- REQUIRED WORK
Copy each line of the entries that contains the word "guitarist".
■ ■ ■
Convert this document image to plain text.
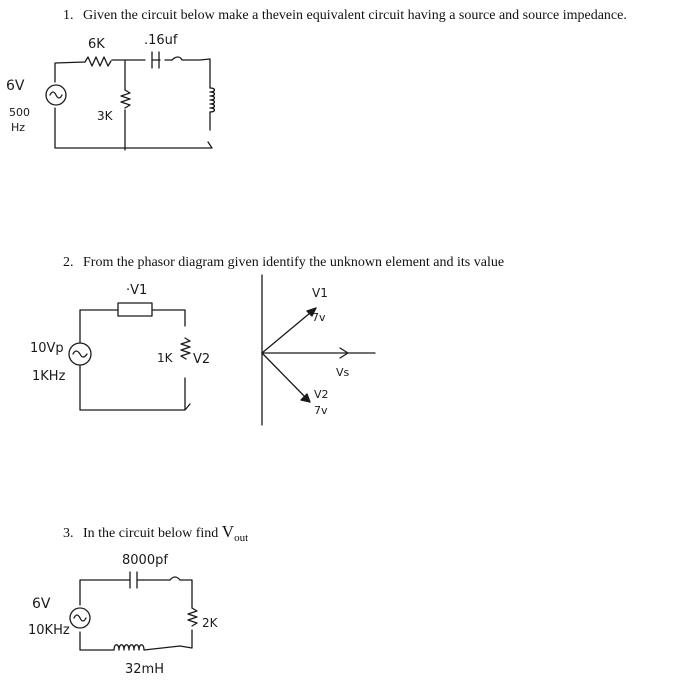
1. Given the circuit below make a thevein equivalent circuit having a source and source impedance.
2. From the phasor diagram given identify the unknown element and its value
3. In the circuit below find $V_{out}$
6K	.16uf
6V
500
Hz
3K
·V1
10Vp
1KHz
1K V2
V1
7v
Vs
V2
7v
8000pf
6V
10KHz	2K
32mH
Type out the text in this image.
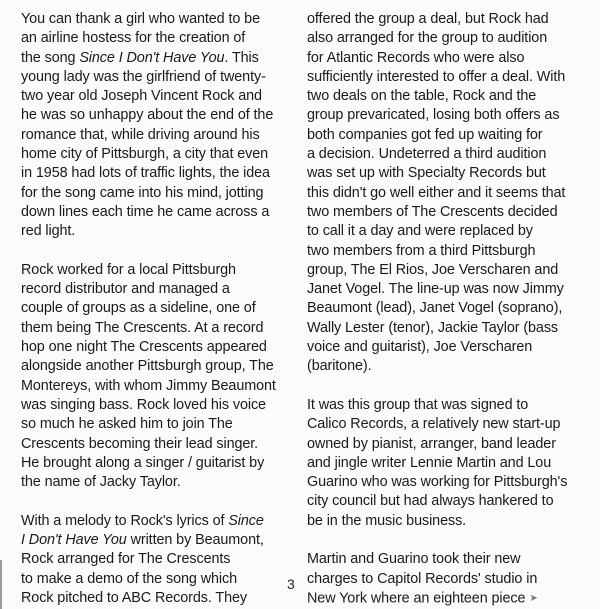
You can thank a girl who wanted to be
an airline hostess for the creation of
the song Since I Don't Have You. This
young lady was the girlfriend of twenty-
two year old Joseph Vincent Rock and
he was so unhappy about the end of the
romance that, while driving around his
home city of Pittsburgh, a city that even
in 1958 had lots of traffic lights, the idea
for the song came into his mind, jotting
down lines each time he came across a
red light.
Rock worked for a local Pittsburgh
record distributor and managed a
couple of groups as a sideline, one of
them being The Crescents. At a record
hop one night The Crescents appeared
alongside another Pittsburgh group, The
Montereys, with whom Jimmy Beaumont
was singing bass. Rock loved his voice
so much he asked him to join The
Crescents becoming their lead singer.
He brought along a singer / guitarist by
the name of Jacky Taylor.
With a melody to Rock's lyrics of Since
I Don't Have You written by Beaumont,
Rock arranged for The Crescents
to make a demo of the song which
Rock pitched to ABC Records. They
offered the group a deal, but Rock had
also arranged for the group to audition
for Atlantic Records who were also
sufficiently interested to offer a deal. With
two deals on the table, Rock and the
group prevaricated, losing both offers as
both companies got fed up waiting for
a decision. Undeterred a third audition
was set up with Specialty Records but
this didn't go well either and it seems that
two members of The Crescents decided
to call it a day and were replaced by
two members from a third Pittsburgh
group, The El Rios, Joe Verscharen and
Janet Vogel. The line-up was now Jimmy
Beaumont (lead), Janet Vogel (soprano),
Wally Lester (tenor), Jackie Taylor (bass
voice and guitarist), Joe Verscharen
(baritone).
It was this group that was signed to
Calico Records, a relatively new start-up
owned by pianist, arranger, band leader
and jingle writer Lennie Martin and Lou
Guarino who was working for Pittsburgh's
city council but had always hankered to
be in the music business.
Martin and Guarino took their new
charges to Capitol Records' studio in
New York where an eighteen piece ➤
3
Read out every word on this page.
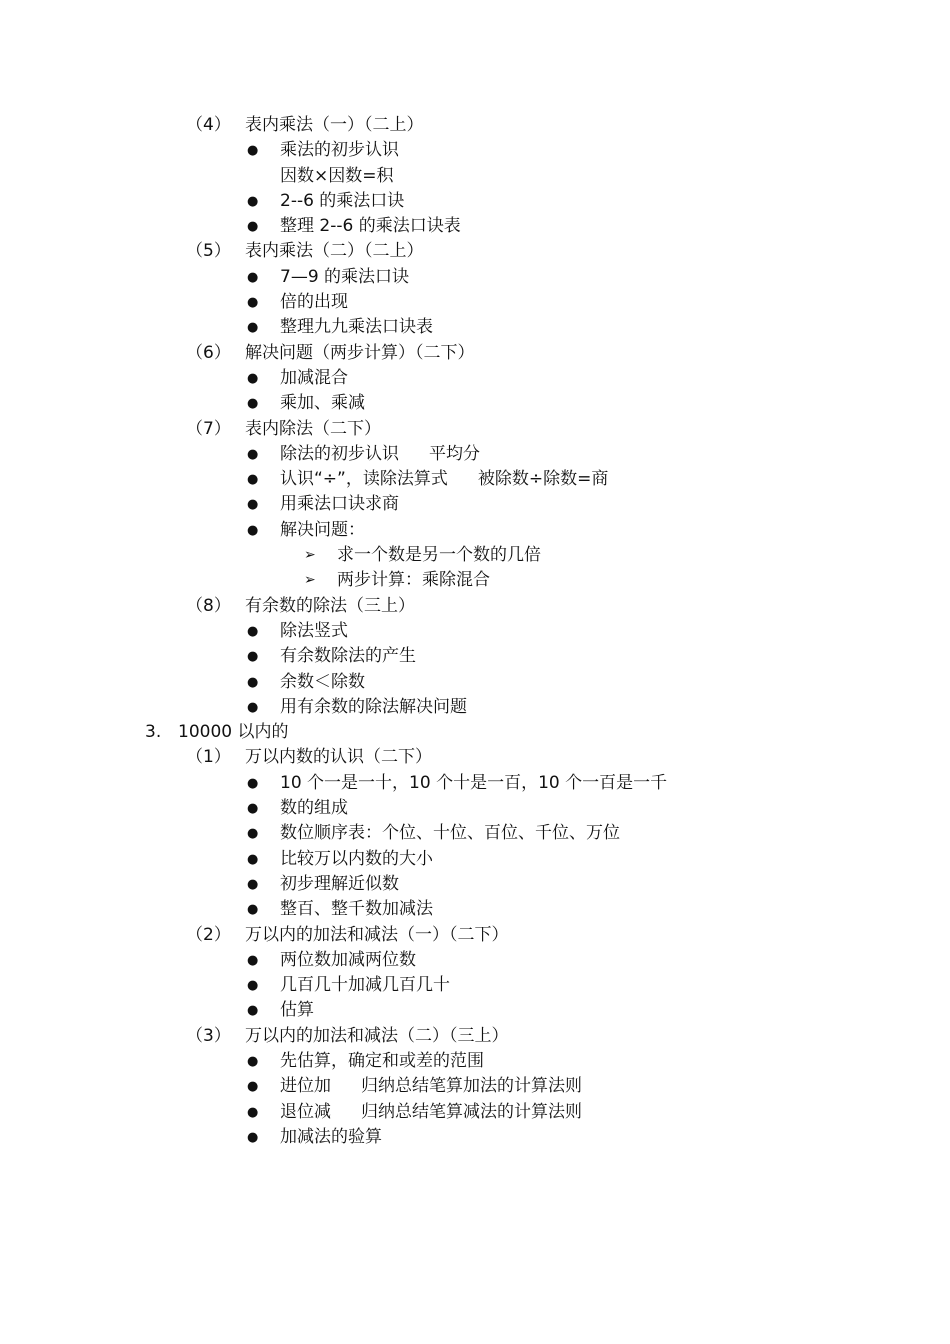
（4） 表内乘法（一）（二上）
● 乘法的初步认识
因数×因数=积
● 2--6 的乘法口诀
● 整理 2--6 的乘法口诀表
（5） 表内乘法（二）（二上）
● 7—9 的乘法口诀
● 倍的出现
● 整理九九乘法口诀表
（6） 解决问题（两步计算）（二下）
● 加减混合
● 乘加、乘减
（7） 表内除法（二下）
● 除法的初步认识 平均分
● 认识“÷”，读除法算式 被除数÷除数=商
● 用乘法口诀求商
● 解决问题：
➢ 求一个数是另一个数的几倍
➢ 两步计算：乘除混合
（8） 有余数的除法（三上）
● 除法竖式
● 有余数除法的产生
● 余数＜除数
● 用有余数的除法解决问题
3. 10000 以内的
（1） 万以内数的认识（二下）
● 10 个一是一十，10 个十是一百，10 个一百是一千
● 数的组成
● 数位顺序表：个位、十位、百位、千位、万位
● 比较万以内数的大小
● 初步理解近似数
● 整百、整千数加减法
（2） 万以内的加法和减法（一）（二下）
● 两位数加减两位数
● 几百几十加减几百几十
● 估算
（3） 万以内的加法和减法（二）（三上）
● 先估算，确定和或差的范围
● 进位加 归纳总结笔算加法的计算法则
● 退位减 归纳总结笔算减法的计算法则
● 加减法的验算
■ ■ ■
- PROBLEM SOLUTION
He brought along a singer / guitarist by
voice and guitarist), Joe Verscharen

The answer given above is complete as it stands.